## [Supplied data]
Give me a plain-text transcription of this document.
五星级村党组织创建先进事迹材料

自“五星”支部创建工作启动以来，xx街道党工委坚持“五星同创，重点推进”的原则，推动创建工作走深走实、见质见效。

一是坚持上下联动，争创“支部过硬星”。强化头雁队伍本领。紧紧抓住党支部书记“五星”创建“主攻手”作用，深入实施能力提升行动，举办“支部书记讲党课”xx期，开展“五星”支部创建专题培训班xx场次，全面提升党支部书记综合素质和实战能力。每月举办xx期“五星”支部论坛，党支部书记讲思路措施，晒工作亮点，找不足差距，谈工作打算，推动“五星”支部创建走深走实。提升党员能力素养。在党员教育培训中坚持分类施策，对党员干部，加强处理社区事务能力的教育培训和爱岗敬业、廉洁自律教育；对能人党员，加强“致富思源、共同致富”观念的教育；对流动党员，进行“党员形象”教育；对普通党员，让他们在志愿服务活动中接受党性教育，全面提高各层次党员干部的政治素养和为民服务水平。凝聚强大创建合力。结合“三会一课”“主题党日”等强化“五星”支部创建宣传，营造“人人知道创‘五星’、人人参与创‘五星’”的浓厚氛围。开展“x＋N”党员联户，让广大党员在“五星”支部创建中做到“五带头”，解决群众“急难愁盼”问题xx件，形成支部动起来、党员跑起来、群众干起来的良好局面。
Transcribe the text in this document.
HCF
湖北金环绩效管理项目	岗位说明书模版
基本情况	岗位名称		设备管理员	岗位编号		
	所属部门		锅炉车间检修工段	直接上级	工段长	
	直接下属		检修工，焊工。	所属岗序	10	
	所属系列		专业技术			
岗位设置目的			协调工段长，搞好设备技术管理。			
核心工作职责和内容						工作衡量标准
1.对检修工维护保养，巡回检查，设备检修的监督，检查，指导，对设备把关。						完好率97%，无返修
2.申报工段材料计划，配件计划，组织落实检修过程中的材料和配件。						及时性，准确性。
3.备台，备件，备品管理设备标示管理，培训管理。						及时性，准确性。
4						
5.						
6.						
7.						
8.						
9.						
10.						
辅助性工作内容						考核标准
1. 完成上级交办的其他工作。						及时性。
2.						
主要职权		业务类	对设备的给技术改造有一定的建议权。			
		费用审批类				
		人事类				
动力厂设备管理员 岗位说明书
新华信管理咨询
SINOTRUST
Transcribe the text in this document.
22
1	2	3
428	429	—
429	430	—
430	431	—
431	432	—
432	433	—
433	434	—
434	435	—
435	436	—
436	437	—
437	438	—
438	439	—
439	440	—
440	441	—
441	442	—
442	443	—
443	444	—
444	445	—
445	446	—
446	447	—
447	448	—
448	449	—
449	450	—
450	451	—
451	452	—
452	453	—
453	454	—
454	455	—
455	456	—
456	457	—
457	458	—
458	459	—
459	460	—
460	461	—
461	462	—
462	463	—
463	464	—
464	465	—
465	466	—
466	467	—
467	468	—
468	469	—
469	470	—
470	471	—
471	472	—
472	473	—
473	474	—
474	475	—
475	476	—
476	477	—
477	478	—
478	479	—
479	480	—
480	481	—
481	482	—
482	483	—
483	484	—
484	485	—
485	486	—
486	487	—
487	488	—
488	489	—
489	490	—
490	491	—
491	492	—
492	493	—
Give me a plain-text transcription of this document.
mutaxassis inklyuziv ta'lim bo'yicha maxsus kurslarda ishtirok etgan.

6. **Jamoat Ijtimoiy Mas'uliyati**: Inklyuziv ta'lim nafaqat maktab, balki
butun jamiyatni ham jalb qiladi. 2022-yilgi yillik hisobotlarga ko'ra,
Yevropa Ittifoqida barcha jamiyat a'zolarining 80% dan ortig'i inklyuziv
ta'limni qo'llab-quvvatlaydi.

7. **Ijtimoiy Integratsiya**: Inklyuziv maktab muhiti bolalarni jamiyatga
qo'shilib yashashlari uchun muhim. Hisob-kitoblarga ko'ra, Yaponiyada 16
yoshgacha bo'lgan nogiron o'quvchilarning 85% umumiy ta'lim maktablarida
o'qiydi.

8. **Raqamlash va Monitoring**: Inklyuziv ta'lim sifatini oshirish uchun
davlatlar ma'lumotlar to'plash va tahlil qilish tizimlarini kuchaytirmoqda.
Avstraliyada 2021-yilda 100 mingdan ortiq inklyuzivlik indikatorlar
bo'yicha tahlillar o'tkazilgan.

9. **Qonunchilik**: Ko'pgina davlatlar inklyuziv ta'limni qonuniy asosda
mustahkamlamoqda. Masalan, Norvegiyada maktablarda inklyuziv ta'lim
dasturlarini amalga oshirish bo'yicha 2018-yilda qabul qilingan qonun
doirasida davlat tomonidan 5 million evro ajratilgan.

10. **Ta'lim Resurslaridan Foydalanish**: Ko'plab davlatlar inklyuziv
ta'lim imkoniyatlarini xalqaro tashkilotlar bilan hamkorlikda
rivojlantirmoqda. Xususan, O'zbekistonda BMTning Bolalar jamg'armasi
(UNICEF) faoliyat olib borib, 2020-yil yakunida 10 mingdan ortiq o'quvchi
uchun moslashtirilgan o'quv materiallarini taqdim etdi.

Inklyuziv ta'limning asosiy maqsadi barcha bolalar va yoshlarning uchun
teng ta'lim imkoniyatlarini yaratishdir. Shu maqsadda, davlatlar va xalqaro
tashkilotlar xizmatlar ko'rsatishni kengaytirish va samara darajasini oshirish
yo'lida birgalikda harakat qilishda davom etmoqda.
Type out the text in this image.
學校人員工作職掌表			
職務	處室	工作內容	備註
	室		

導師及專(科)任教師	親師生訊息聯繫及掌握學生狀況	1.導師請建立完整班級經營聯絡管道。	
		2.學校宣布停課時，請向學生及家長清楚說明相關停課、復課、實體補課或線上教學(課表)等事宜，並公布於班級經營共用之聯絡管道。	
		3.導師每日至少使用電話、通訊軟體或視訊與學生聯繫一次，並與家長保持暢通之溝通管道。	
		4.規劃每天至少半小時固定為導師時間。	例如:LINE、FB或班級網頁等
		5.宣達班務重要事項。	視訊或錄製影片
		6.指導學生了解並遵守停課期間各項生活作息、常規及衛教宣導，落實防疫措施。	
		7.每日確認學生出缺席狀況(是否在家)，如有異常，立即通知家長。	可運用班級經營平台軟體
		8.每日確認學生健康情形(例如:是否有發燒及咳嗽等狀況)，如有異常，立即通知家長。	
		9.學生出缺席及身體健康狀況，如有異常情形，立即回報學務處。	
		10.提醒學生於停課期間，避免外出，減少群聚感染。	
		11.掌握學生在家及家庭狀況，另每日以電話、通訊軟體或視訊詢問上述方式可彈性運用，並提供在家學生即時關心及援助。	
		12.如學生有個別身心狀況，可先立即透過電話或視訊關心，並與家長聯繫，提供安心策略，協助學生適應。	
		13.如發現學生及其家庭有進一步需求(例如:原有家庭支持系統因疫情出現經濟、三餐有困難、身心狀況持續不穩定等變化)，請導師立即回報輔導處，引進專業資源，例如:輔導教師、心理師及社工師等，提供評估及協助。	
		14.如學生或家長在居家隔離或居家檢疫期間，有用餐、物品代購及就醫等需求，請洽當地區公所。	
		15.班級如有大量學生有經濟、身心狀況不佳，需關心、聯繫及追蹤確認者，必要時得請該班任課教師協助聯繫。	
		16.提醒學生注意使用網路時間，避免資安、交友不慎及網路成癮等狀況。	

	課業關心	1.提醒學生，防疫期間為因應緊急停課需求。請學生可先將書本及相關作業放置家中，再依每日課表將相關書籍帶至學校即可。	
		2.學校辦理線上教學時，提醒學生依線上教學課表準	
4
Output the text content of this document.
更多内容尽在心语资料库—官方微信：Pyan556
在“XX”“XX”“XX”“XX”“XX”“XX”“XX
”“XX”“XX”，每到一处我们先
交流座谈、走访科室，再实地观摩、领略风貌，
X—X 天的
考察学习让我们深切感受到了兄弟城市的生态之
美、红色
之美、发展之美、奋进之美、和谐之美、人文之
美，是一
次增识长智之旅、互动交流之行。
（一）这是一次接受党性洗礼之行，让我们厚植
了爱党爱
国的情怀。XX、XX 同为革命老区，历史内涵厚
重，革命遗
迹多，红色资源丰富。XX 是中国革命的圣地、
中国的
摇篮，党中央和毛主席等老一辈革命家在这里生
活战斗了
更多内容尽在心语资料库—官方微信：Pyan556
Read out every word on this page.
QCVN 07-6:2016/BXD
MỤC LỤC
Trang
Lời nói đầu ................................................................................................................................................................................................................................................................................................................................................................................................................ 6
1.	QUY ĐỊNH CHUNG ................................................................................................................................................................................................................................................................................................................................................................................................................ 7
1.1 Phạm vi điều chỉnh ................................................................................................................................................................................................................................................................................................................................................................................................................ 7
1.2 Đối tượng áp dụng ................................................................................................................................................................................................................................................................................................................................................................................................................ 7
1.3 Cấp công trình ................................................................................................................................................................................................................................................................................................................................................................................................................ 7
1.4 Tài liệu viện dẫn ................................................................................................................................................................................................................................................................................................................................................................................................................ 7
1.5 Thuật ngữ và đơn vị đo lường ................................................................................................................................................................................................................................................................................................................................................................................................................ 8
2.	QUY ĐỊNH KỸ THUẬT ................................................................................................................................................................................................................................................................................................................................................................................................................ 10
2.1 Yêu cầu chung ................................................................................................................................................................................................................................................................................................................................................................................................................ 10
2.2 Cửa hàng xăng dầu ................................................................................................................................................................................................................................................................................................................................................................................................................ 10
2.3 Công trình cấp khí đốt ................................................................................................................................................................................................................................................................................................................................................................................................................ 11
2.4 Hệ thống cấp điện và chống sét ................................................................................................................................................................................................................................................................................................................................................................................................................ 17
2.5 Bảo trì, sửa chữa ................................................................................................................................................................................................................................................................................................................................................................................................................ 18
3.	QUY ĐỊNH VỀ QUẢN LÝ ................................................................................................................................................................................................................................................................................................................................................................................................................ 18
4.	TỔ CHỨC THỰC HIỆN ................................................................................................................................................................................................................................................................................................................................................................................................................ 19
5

## [Work instructions]
Tally the lines of the listing above that include the word "imkoniyatlarini". Answer with the number alone.

## [Exercise result]
2